DATA PROVIDED:

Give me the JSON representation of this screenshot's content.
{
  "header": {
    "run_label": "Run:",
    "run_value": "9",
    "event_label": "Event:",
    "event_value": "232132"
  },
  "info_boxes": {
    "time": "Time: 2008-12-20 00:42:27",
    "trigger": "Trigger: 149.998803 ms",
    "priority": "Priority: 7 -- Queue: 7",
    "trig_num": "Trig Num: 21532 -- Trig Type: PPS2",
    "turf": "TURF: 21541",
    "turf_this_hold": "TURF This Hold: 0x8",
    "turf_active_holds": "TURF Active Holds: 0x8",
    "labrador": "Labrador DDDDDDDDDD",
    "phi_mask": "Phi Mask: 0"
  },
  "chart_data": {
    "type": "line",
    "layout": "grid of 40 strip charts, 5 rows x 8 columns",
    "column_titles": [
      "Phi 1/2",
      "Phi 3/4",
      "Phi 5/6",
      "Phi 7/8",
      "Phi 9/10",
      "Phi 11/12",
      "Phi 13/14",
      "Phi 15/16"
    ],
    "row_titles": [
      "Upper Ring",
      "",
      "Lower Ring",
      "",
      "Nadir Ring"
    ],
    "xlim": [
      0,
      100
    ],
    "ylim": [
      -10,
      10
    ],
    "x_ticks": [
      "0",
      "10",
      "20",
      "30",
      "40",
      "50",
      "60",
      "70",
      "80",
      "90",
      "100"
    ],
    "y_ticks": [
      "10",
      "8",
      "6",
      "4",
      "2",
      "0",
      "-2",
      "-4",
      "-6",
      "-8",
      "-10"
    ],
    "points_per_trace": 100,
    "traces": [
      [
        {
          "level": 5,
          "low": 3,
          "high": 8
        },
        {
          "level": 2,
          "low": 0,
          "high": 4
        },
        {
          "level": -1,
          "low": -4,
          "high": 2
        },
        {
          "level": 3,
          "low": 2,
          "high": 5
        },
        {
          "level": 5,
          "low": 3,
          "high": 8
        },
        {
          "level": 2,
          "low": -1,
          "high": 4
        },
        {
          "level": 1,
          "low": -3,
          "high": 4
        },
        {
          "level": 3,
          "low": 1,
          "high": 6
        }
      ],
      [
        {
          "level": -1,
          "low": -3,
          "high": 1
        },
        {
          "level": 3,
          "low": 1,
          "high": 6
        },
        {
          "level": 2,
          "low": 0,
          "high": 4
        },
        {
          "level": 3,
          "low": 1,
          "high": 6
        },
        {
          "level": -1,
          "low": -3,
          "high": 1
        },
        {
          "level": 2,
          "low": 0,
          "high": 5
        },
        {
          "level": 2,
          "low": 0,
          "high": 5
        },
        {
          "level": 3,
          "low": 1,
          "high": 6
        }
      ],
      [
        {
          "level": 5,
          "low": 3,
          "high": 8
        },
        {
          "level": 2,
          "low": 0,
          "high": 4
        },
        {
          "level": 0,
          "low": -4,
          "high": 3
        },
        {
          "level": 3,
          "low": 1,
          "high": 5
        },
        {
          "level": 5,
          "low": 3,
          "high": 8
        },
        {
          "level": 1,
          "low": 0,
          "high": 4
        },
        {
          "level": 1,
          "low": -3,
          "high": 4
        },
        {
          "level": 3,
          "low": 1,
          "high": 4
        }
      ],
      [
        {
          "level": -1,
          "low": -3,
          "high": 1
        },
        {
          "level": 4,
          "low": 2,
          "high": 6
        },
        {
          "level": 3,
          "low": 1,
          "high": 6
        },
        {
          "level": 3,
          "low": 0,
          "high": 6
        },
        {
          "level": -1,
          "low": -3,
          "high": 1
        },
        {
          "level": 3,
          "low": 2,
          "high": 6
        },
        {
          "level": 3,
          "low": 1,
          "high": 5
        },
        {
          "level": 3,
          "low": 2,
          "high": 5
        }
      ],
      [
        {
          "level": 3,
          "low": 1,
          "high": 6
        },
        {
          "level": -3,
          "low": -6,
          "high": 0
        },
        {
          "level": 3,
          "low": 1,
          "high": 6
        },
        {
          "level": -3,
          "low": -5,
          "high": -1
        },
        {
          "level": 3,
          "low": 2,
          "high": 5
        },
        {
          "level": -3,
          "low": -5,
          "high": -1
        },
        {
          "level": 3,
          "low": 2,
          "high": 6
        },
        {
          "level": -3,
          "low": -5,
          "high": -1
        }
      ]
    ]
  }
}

TASK TO CARRY OUT:
Go through the records and print each one exactly.

EXERCISE RESPONSE:
Give me the JSON representation of this screenshot's content.
{
  "header": {
    "run_label": "Run:",
    "run_value": "9",
    "event_label": "Event:",
    "event_value": "232132"
  },
  "info_boxes": {
    "time": "Time: 2008-12-20 00:42:27",
    "trigger": "Trigger: 149.998803 ms",
    "priority": "Priority: 7 -- Queue: 7",
    "trig_num": "Trig Num: 21532 -- Trig Type: PPS2",
    "turf": "TURF: 21541",
    "turf_this_hold": "TURF This Hold: 0x8",
    "turf_active_holds": "TURF Active Holds: 0x8",
    "labrador": "Labrador DDDDDDDDDD",
    "phi_mask": "Phi Mask: 0"
  },
  "chart_data": {
    "type": "line",
    "layout": "grid of 40 strip charts, 5 rows x 8 columns",
    "column_titles": [
      "Phi 1/2",
      "Phi 3/4",
      "Phi 5/6",
      "Phi 7/8",
      "Phi 9/10",
      "Phi 11/12",
      "Phi 13/14",
      "Phi 15/16"
    ],
    "row_titles": [
      "Upper Ring",
      "",
      "Lower Ring",
      "",
      "Nadir Ring"
    ],
    "xlim": [
      0,
      100
    ],
    "ylim": [
      -10,
      10
    ],
    "x_ticks": [
      "0",
      "10",
      "20",
      "30",
      "40",
      "50",
      "60",
      "70",
      "80",
      "90",
      "100"
    ],
    "y_ticks": [
      "10",
      "8",
      "6",
      "4",
      "2",
      "0",
      "-2",
      "-4",
      "-6",
      "-8",
      "-10"
    ],
    "points_per_trace": 100,
    "traces": [
      [
        {
          "level": 5,
          "low": 3,
          "high": 8
        },
        {
          "level": 2,
          "low": 0,
          "high": 4
        },
        {
          "level": -1,
          "low": -4,
          "high": 2
        },
        {
          "level": 3,
          "low": 2,
          "high": 5
        },
        {
          "level": 5,
          "low": 3,
          "high": 8
        },
        {
          "level": 2,
          "low": -1,
          "high": 4
        },
        {
          "level": 1,
          "low": -3,
          "high": 4
        },
        {
          "level": 3,
          "low": 1,
          "high": 6
        }
      ],
      [
        {
          "level": -1,
          "low": -3,
          "high": 1
        },
        {
          "level": 3,
          "low": 1,
          "high": 6
        },
        {
          "level": 2,
          "low": 0,
          "high": 4
        },
        {
          "level": 3,
          "low": 1,
          "high": 6
        },
        {
          "level": -1,
          "low": -3,
          "high": 1
        },
        {
          "level": 2,
          "low": 0,
          "high": 5
        },
        {
          "level": 2,
          "low": 0,
          "high": 5
        },
        {
          "level": 3,
          "low": 1,
          "high": 6
        }
      ],
      [
        {
          "level": 5,
          "low": 3,
          "high": 8
        },
        {
          "level": 2,
          "low": 0,
          "high": 4
        },
        {
          "level": 0,
          "low": -4,
          "high": 3
        },
        {
          "level": 3,
          "low": 1,
          "high": 5
        },
        {
          "level": 5,
          "low": 3,
          "high": 8
        },
        {
          "level": 1,
          "low": 0,
          "high": 4
        },
        {
          "level": 1,
          "low": -3,
          "high": 4
        },
        {
          "level": 3,
          "low": 1,
          "high": 4
        }
      ],
      [
        {
          "level": -1,
          "low": -3,
          "high": 1
        },
        {
          "level": 4,
          "low": 2,
          "high": 6
        },
        {
          "level": 3,
          "low": 1,
          "high": 6
        },
        {
          "level": 3,
          "low": 0,
          "high": 6
        },
        {
          "level": -1,
          "low": -3,
          "high": 1
        },
        {
          "level": 3,
          "low": 2,
          "high": 6
        },
        {
          "level": 3,
          "low": 1,
          "high": 5
        },
        {
          "level": 3,
          "low": 2,
          "high": 5
        }
      ],
      [
        {
          "level": 3,
          "low": 1,
          "high": 6
        },
        {
          "level": -3,
          "low": -6,
          "high": 0
        },
        {
          "level": 3,
          "low": 1,
          "high": 6
        },
        {
          "level": -3,
          "low": -5,
          "high": -1
        },
        {
          "level": 3,
          "low": 2,
          "high": 5
        },
        {
          "level": -3,
          "low": -5,
          "high": -1
        },
        {
          "level": 3,
          "low": 2,
          "high": 6
        },
        {
          "level": -3,
          "low": -5,
          "high": -1
        }
      ]
    ]
  }
}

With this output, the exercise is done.